From the listing below, pull out every line where the string "with" appears.

== Data rows

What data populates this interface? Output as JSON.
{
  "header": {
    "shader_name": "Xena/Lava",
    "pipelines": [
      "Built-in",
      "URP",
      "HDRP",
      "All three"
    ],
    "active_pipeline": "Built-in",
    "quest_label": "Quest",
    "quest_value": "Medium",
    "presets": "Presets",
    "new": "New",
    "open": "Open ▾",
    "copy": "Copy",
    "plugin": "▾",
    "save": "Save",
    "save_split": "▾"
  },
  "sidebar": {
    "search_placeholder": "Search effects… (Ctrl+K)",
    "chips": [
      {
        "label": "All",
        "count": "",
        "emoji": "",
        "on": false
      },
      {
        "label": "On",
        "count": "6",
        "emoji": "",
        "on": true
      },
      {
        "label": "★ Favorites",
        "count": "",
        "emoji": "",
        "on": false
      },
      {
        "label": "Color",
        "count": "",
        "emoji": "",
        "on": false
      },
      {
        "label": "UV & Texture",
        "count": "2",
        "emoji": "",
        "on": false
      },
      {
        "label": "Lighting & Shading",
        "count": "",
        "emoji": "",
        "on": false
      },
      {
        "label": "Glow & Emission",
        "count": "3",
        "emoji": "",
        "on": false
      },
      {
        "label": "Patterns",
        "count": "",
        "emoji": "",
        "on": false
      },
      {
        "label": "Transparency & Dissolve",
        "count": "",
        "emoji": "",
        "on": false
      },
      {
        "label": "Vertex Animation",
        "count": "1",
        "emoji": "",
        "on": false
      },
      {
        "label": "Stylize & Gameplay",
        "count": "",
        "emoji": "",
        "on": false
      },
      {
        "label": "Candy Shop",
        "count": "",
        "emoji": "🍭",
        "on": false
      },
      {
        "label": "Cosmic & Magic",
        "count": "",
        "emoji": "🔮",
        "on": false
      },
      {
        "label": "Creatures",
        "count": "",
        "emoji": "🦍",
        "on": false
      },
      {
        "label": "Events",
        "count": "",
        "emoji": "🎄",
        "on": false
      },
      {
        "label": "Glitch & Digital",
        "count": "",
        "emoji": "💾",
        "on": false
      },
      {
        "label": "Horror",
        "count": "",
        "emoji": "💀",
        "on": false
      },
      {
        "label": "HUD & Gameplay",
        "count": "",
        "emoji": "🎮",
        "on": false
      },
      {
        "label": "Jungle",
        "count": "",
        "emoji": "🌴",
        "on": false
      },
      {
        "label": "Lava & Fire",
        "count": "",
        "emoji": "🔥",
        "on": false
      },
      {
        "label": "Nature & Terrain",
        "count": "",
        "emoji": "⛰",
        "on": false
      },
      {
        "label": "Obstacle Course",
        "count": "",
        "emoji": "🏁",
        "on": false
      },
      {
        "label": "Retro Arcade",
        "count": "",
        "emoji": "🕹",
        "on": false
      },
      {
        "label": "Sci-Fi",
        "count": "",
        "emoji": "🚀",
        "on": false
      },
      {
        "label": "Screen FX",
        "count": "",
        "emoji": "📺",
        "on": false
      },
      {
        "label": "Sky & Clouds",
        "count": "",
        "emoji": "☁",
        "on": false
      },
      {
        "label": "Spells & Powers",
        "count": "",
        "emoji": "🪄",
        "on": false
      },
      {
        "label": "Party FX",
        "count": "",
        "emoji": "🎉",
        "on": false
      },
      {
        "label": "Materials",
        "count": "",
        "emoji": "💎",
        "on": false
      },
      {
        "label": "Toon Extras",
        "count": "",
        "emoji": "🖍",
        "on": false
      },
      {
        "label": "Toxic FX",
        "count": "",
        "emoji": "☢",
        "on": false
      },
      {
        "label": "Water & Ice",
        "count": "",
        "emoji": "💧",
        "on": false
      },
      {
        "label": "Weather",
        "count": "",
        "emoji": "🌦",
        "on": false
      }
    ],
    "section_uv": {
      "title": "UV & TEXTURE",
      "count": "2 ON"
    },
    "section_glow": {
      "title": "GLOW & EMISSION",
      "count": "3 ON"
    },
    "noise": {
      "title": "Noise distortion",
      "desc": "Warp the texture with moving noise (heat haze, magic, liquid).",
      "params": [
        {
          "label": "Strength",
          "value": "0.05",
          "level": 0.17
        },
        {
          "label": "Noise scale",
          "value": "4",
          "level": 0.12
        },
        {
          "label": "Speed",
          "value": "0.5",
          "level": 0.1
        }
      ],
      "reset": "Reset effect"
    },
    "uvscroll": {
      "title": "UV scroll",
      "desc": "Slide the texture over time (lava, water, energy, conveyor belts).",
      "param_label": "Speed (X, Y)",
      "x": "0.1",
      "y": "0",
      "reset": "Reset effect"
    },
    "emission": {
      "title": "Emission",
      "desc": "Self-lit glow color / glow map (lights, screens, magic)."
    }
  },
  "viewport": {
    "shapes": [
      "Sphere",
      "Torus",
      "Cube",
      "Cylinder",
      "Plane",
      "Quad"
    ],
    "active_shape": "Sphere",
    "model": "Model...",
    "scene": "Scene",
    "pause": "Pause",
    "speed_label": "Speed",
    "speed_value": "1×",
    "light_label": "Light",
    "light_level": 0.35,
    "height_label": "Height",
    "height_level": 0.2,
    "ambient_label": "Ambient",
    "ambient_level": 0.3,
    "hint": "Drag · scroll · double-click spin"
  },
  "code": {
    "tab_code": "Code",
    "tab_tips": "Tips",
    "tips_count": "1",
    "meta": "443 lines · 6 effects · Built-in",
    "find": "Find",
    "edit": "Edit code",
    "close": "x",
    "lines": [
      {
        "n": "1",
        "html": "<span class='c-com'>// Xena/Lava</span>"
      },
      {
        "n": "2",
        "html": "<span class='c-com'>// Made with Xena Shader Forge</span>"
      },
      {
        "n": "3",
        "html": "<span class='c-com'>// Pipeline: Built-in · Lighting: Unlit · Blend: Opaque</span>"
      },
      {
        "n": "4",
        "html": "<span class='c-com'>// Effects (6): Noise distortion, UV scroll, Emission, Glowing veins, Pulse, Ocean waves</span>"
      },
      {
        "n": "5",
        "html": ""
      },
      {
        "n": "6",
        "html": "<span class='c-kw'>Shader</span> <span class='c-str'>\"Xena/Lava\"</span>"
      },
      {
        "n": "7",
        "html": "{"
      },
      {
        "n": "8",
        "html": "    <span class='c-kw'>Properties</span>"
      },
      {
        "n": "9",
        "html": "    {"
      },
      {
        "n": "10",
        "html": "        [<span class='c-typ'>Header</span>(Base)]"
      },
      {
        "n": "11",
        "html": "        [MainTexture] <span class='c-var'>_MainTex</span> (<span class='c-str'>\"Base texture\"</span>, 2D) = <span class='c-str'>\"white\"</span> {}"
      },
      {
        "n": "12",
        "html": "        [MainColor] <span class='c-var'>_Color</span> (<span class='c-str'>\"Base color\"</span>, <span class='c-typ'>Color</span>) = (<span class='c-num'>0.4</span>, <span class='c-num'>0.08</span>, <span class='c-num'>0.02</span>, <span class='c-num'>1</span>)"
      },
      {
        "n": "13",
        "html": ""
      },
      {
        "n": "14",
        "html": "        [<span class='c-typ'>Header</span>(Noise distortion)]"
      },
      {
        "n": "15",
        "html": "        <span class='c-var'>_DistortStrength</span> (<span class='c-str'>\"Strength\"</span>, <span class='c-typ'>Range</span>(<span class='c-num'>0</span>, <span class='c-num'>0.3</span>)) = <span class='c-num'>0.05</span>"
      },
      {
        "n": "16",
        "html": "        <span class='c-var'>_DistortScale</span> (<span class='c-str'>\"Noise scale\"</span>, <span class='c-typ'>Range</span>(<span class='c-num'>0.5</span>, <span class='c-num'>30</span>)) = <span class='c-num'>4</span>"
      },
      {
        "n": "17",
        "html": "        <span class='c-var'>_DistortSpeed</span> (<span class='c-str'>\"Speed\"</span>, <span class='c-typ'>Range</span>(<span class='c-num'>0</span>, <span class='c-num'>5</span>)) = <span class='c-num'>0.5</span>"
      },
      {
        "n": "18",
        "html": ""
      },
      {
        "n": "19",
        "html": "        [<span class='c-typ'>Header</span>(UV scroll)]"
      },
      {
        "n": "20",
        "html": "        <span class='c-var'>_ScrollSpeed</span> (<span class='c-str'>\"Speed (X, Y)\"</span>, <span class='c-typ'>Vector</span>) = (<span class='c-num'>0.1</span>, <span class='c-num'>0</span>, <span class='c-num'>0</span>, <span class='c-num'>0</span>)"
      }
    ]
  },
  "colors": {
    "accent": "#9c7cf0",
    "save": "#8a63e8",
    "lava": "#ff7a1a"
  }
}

====

#### Completed exercise
      "desc": "Warp the texture with moving noise (heat haze, magic, liquid).",
        "html": "<span class='c-com'>// Made with Xena Shader Forge</span>"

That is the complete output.